→ **Required task**
Report the number of lines that include "Wheel", with no additional text.

→ **Provided records**
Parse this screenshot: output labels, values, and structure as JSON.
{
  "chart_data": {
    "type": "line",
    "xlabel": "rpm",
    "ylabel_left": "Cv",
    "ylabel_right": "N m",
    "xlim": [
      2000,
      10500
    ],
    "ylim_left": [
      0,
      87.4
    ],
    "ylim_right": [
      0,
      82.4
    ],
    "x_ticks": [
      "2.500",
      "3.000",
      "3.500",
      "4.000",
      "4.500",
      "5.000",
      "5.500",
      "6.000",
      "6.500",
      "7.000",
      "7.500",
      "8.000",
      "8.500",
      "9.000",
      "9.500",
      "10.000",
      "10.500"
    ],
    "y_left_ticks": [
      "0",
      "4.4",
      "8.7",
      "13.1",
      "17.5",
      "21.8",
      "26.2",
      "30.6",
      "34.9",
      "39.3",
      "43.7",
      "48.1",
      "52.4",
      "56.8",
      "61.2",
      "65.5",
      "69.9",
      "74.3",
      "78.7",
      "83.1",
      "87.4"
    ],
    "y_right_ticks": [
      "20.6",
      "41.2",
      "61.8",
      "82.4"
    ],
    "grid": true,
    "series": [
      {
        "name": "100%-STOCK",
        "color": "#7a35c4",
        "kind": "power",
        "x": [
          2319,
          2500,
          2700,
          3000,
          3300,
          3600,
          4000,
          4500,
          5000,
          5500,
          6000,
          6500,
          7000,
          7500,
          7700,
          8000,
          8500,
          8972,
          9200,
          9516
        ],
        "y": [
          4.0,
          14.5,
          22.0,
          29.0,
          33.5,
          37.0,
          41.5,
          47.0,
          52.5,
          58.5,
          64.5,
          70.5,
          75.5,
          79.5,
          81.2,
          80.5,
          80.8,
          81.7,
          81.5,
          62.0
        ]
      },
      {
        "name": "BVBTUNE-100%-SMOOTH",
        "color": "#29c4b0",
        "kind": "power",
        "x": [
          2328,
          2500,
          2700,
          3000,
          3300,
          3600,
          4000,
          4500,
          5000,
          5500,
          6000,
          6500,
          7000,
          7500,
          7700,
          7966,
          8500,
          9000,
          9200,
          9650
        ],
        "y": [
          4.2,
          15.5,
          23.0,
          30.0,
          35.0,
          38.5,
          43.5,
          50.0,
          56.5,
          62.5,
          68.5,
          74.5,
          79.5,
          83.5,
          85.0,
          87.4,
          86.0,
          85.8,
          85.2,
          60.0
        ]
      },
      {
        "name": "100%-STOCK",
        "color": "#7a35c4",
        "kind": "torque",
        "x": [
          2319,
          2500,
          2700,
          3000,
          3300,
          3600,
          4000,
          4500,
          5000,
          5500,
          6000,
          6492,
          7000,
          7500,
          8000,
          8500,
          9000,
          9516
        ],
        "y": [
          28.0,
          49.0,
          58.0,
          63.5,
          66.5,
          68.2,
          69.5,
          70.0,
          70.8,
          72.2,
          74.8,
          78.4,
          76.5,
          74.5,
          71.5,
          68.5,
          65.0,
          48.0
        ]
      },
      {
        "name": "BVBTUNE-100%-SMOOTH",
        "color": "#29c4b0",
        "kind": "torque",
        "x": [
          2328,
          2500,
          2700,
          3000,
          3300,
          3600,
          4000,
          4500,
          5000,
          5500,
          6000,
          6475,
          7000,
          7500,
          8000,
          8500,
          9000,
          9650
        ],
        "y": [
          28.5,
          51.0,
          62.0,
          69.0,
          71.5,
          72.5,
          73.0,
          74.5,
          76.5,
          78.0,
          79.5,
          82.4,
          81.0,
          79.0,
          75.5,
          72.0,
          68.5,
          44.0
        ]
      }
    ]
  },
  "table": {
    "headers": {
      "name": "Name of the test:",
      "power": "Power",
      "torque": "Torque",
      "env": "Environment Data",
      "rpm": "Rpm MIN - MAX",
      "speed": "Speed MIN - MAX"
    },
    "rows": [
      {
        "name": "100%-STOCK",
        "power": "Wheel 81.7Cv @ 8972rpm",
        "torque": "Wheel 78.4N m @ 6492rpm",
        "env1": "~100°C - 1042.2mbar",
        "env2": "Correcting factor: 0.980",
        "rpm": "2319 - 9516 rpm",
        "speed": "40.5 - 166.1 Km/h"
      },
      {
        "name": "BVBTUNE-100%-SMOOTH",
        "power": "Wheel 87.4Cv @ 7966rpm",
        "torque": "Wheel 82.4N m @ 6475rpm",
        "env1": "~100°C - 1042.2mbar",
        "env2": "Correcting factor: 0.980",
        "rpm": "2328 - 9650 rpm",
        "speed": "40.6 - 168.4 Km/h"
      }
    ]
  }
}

→ **Exercise solution**
4